PROMPT =>
Find every line of the listing below where "ernstig" appears, and copy it.

· · · · · · ·

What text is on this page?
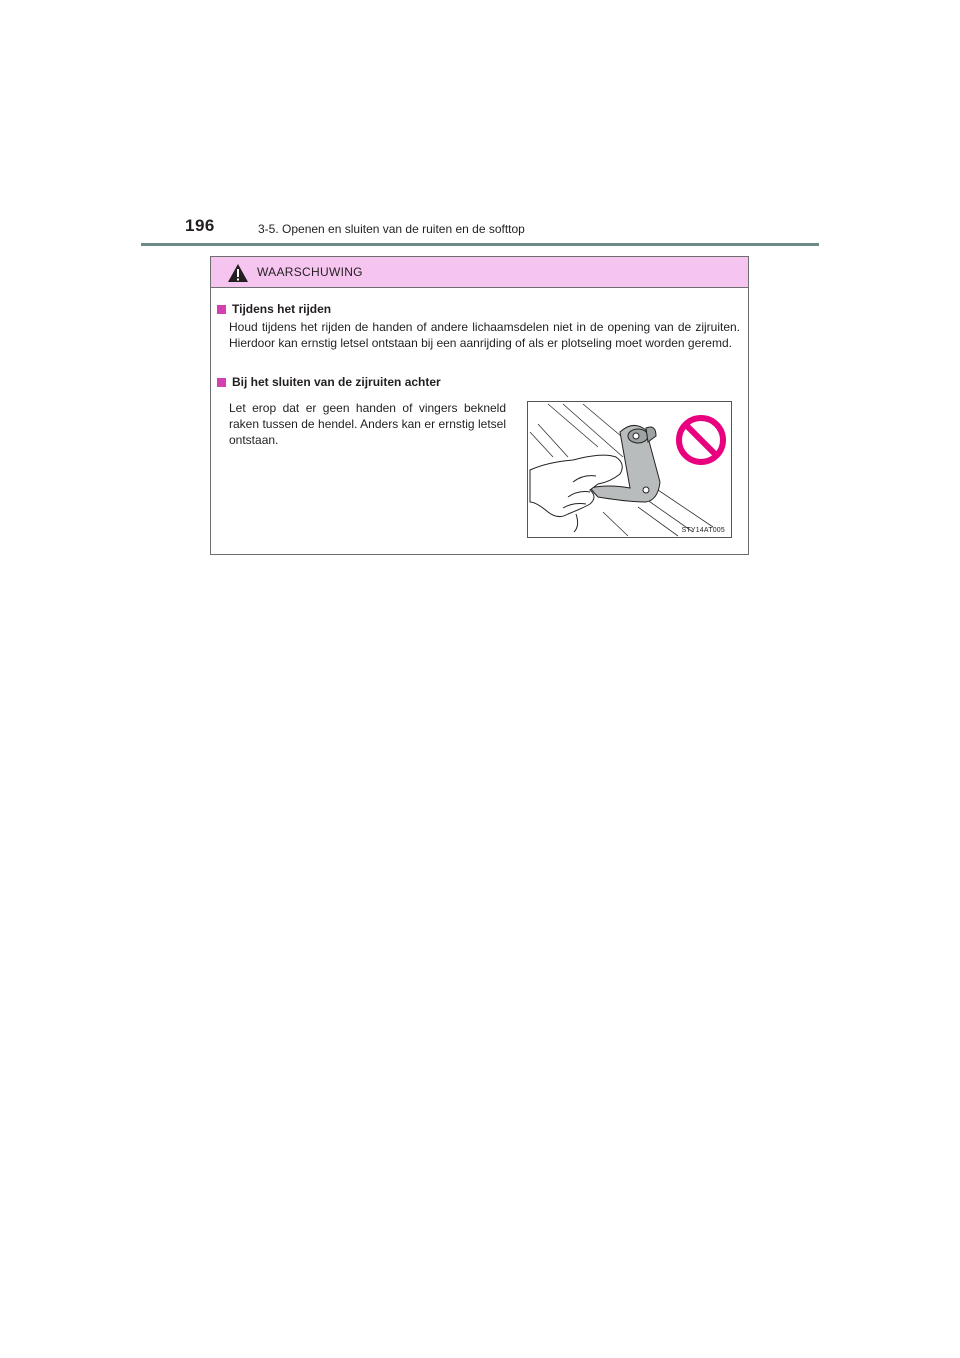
196	3-5. Openen en sluiten van de ruiten en de softtop
WAARSCHUWING
Tijdens het rijden
Houd tijdens het rijden de handen of andere lichaamsdelen niet in de opening van de zijruiten. Hierdoor kan ernstig letsel ontstaan bij een aanrijding of als er plotseling moet worden geremd.
Bij het sluiten van de zijruiten achter
Let erop dat er geen handen of vingers bekneld raken tussen de hendel. Anders kan er ernstig letsel ontstaan.
STY14AT005
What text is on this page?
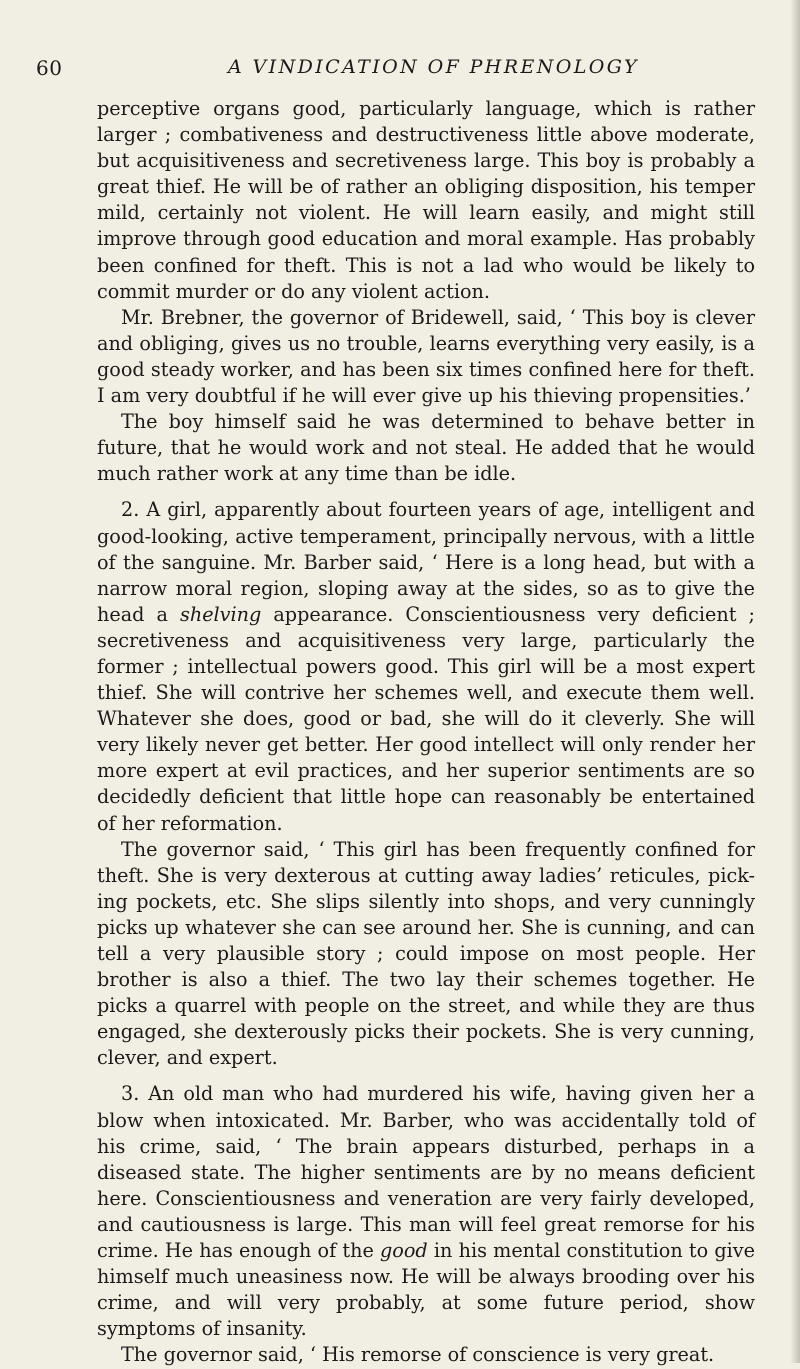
60	A VINDICATION OF PHRENOLOGY

perceptive organs good, particularly language, which is rather larger ; combativeness and destructiveness little above moderate, but acquisitiveness and secretiveness large. This boy is probably a great thief. He will be of rather an obliging disposition, his temper mild, certainly not violent. He will learn easily, and might still improve through good education and moral example. Has probably been confined for theft. This is not a lad who would be likely to commit murder or do any violent action.

Mr. Brebner, the governor of Bridewell, said, ‘ This boy is clever and obliging, gives us no trouble, learns everything very easily, is a good steady worker, and has been six times confined here for theft. I am very doubtful if he will ever give up his thieving propensities.’

The boy himself said he was determined to behave better in future, that he would work and not steal. He added that he would much rather work at any time than be idle.

2. A girl, apparently about fourteen years of age, intelligent and good-looking, active temperament, principally nervous, with a little of the sanguine. Mr. Barber said, ‘ Here is a long head, but with a narrow moral region, sloping away at the sides, so as to give the head a shelving appearance. Conscientiousness very deficient ; secretiveness and acquisitiveness very large, particularly the former ; intellectual powers good. This girl will be a most expert thief. She will contrive her schemes well, and execute them well. Whatever she does, good or bad, she will do it cleverly. She will very likely never get better. Her good intellect will only render her more expert at evil practices, and her superior sentiments are so decidedly deficient that little hope can reasonably be entertained of her reformation.

The governor said, ‘ This girl has been frequently confined for theft. She is very dexterous at cutting away ladies’ reticules, pick-ing pockets, etc. She slips silently into shops, and very cunningly picks up whatever she can see around her. She is cunning, and can tell a very plausible story ; could impose on most people. Her brother is also a thief. The two lay their schemes together. He picks a quarrel with people on the street, and while they are thus engaged, she dexterously picks their pockets. She is very cunning, clever, and expert.

3. An old man who had murdered his wife, having given her a blow when intoxicated. Mr. Barber, who was accidentally told of his crime, said, ‘ The brain appears disturbed, perhaps in a diseased state. The higher sentiments are by no means deficient here. Conscientiousness and veneration are very fairly developed, and cautiousness is large. This man will feel great remorse for his crime. He has enough of the good in his mental constitution to give himself much uneasiness now. He will be always brooding over his crime, and will very probably, at some future period, show symptoms of insanity.

The governor said, ‘ His remorse of conscience is very great.
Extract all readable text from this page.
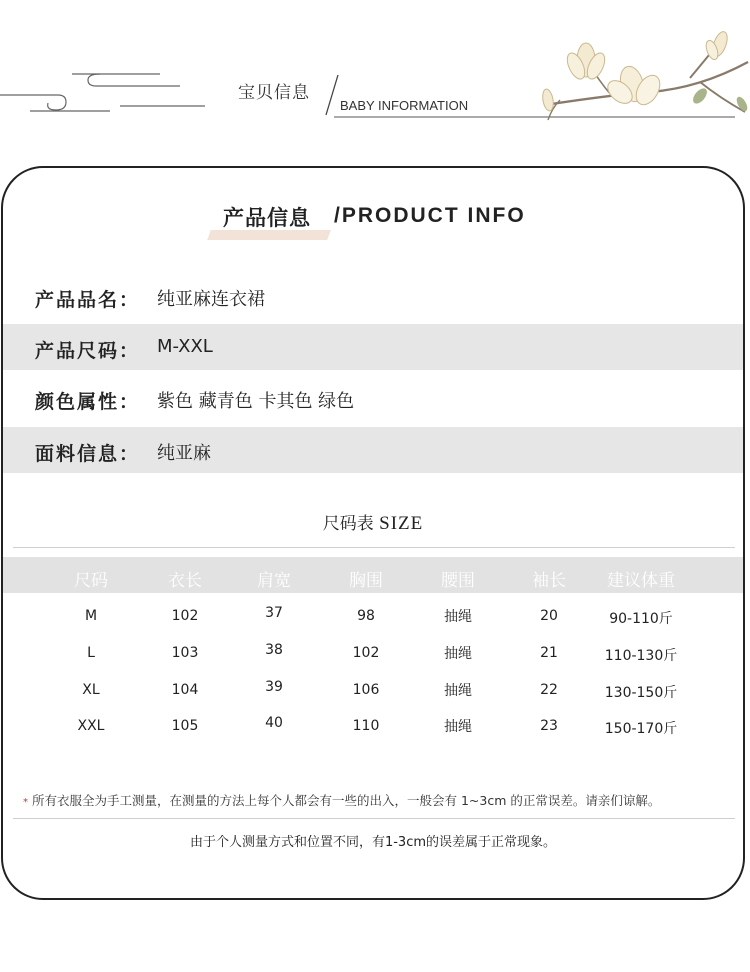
宝贝信息
BABY INFORMATION
产品信息 /PRODUCT INFO
产品品名： 纯亚麻连衣裙
产品尺码： M-XXL
颜色属性： 紫色 藏青色 卡其色 绿色
面料信息： 纯亚麻
尺码表 SIZE
尺码	衣长	肩宽	胸围	腰围	袖长	建议体重
M	102	37	98	抽绳	20	90-110斤
L	103	38	102	抽绳	21	110-130斤
XL	104	39	106	抽绳	22	130-150斤
XXL	105	40	110	抽绳	23	150-170斤
* 所有衣服全为手工测量，在测量的方法上每个人都会有一些的出入，一般会有 1~3cm 的正常误差。请亲们谅解。
由于个人测量方式和位置不同，有1-3cm的误差属于正常现象。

· · · · · · ·

RESPONSE TO THIS EXERCISE =>
Houd tijdens het rijden de handen of andere lichaamsdelen niet in de opening van de zijruiten. Hierdoor kan ernstig letsel ontstaan bij een aanrijding of als er plotseling moet worden geremd.
Let erop dat er geen handen of vingers bekneld raken tussen de hendel. Anders kan er ernstig letsel ontstaan.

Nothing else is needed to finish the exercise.